--- Data records ---

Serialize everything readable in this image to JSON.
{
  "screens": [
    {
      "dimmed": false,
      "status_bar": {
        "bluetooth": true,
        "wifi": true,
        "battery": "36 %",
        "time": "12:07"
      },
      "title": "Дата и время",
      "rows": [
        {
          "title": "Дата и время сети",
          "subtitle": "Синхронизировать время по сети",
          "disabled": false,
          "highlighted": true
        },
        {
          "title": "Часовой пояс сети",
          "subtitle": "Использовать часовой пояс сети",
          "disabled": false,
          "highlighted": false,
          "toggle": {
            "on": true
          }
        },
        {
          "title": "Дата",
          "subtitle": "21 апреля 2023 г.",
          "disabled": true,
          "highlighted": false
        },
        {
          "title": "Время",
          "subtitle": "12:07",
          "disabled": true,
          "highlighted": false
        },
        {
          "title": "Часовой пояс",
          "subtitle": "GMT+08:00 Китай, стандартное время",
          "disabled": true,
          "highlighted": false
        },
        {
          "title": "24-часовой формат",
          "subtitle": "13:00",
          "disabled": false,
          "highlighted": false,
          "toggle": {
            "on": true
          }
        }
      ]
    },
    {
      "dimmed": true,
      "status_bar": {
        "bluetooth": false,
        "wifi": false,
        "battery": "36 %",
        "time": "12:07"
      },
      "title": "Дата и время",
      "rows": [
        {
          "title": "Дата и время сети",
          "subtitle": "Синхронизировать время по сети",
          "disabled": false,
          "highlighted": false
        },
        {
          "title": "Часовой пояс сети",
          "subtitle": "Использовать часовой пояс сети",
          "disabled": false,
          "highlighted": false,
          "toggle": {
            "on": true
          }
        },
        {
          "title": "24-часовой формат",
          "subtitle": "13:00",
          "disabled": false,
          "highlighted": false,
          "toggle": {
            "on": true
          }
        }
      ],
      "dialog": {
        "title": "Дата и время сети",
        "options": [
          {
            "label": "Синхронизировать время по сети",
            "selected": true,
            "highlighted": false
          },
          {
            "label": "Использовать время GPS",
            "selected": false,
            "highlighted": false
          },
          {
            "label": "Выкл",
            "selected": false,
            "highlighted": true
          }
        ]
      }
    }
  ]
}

---

The records above are to be copied in full, exactly as written.

Serialize everything readable in this image to JSON.
{
  "screens": [
    {
      "dimmed": false,
      "status_bar": {
        "bluetooth": true,
        "wifi": true,
        "battery": "36 %",
        "time": "12:07"
      },
      "title": "Дата и время",
      "rows": [
        {
          "title": "Дата и время сети",
          "subtitle": "Синхронизировать время по сети",
          "disabled": false,
          "highlighted": true
        },
        {
          "title": "Часовой пояс сети",
          "subtitle": "Использовать часовой пояс сети",
          "disabled": false,
          "highlighted": false,
          "toggle": {
            "on": true
          }
        },
        {
          "title": "Дата",
          "subtitle": "21 апреля 2023 г.",
          "disabled": true,
          "highlighted": false
        },
        {
          "title": "Время",
          "subtitle": "12:07",
          "disabled": true,
          "highlighted": false
        },
        {
          "title": "Часовой пояс",
          "subtitle": "GMT+08:00 Китай, стандартное время",
          "disabled": true,
          "highlighted": false
        },
        {
          "title": "24-часовой формат",
          "subtitle": "13:00",
          "disabled": false,
          "highlighted": false,
          "toggle": {
            "on": true
          }
        }
      ]
    },
    {
      "dimmed": true,
      "status_bar": {
        "bluetooth": false,
        "wifi": false,
        "battery": "36 %",
        "time": "12:07"
      },
      "title": "Дата и время",
      "rows": [
        {
          "title": "Дата и время сети",
          "subtitle": "Синхронизировать время по сети",
          "disabled": false,
          "highlighted": false
        },
        {
          "title": "Часовой пояс сети",
          "subtitle": "Использовать часовой пояс сети",
          "disabled": false,
          "highlighted": false,
          "toggle": {
            "on": true
          }
        },
        {
          "title": "24-часовой формат",
          "subtitle": "13:00",
          "disabled": false,
          "highlighted": false,
          "toggle": {
            "on": true
          }
        }
      ],
      "dialog": {
        "title": "Дата и время сети",
        "options": [
          {
            "label": "Синхронизировать время по сети",
            "selected": true,
            "highlighted": false
          },
          {
            "label": "Использовать время GPS",
            "selected": false,
            "highlighted": false
          },
          {
            "label": "Выкл",
            "selected": false,
            "highlighted": true
          }
        ]
      }
    }
  ]
}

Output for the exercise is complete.